AIM:
Every record must appear in your copy exactly as written, with no pictures.

DATASET EXCERPTS:
···
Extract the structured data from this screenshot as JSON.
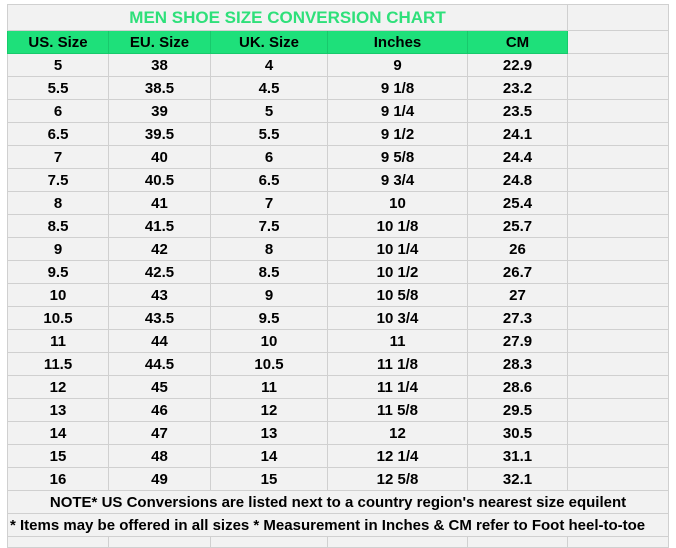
{
  "title": "MEN SHOE SIZE CONVERSION CHART",
  "colors": {
    "header_bg": "#1ee07a",
    "title_text": "#2ee07a",
    "cell_bg": "#f2f2f2",
    "grid": "#d0d0d0"
  },
  "headers": [
    "US. Size",
    "EU. Size",
    "UK. Size",
    "Inches",
    "CM"
  ],
  "rows": [
    [
      "5",
      "38",
      "4",
      "9",
      "22.9"
    ],
    [
      "5.5",
      "38.5",
      "4.5",
      "9 1/8",
      "23.2"
    ],
    [
      "6",
      "39",
      "5",
      "9 1/4",
      "23.5"
    ],
    [
      "6.5",
      "39.5",
      "5.5",
      "9 1/2",
      "24.1"
    ],
    [
      "7",
      "40",
      "6",
      "9 5/8",
      "24.4"
    ],
    [
      "7.5",
      "40.5",
      "6.5",
      "9 3/4",
      "24.8"
    ],
    [
      "8",
      "41",
      "7",
      "10",
      "25.4"
    ],
    [
      "8.5",
      "41.5",
      "7.5",
      "10 1/8",
      "25.7"
    ],
    [
      "9",
      "42",
      "8",
      "10 1/4",
      "26"
    ],
    [
      "9.5",
      "42.5",
      "8.5",
      "10 1/2",
      "26.7"
    ],
    [
      "10",
      "43",
      "9",
      "10 5/8",
      "27"
    ],
    [
      "10.5",
      "43.5",
      "9.5",
      "10 3/4",
      "27.3"
    ],
    [
      "11",
      "44",
      "10",
      "11",
      "27.9"
    ],
    [
      "11.5",
      "44.5",
      "10.5",
      "11 1/8",
      "28.3"
    ],
    [
      "12",
      "45",
      "11",
      "11 1/4",
      "28.6"
    ],
    [
      "13",
      "46",
      "12",
      "11 5/8",
      "29.5"
    ],
    [
      "14",
      "47",
      "13",
      "12",
      "30.5"
    ],
    [
      "15",
      "48",
      "14",
      "12 1/4",
      "31.1"
    ],
    [
      "16",
      "49",
      "15",
      "12 5/8",
      "32.1"
    ]
  ],
  "notes": [
    "NOTE* US Conversions are listed next to a country region's nearest size equilent",
    "* Items may be offered in all sizes * Measurement in Inches & CM refer to Foot heel-to-toe"
  ]
}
···
REPLY:
Extract the structured data from this screenshot as JSON.
{
  "title": "MEN SHOE SIZE CONVERSION CHART",
  "colors": {
    "header_bg": "#1ee07a",
    "title_text": "#2ee07a",
    "cell_bg": "#f2f2f2",
    "grid": "#d0d0d0"
  },
  "headers": [
    "US. Size",
    "EU. Size",
    "UK. Size",
    "Inches",
    "CM"
  ],
  "rows": [
    [
      "5",
      "38",
      "4",
      "9",
      "22.9"
    ],
    [
      "5.5",
      "38.5",
      "4.5",
      "9 1/8",
      "23.2"
    ],
    [
      "6",
      "39",
      "5",
      "9 1/4",
      "23.5"
    ],
    [
      "6.5",
      "39.5",
      "5.5",
      "9 1/2",
      "24.1"
    ],
    [
      "7",
      "40",
      "6",
      "9 5/8",
      "24.4"
    ],
    [
      "7.5",
      "40.5",
      "6.5",
      "9 3/4",
      "24.8"
    ],
    [
      "8",
      "41",
      "7",
      "10",
      "25.4"
    ],
    [
      "8.5",
      "41.5",
      "7.5",
      "10 1/8",
      "25.7"
    ],
    [
      "9",
      "42",
      "8",
      "10 1/4",
      "26"
    ],
    [
      "9.5",
      "42.5",
      "8.5",
      "10 1/2",
      "26.7"
    ],
    [
      "10",
      "43",
      "9",
      "10 5/8",
      "27"
    ],
    [
      "10.5",
      "43.5",
      "9.5",
      "10 3/4",
      "27.3"
    ],
    [
      "11",
      "44",
      "10",
      "11",
      "27.9"
    ],
    [
      "11.5",
      "44.5",
      "10.5",
      "11 1/8",
      "28.3"
    ],
    [
      "12",
      "45",
      "11",
      "11 1/4",
      "28.6"
    ],
    [
      "13",
      "46",
      "12",
      "11 5/8",
      "29.5"
    ],
    [
      "14",
      "47",
      "13",
      "12",
      "30.5"
    ],
    [
      "15",
      "48",
      "14",
      "12 1/4",
      "31.1"
    ],
    [
      "16",
      "49",
      "15",
      "12 5/8",
      "32.1"
    ]
  ],
  "notes": [
    "NOTE* US Conversions are listed next to a country region's nearest size equilent",
    "* Items may be offered in all sizes * Measurement in Inches & CM refer to Foot heel-to-toe"
  ]
}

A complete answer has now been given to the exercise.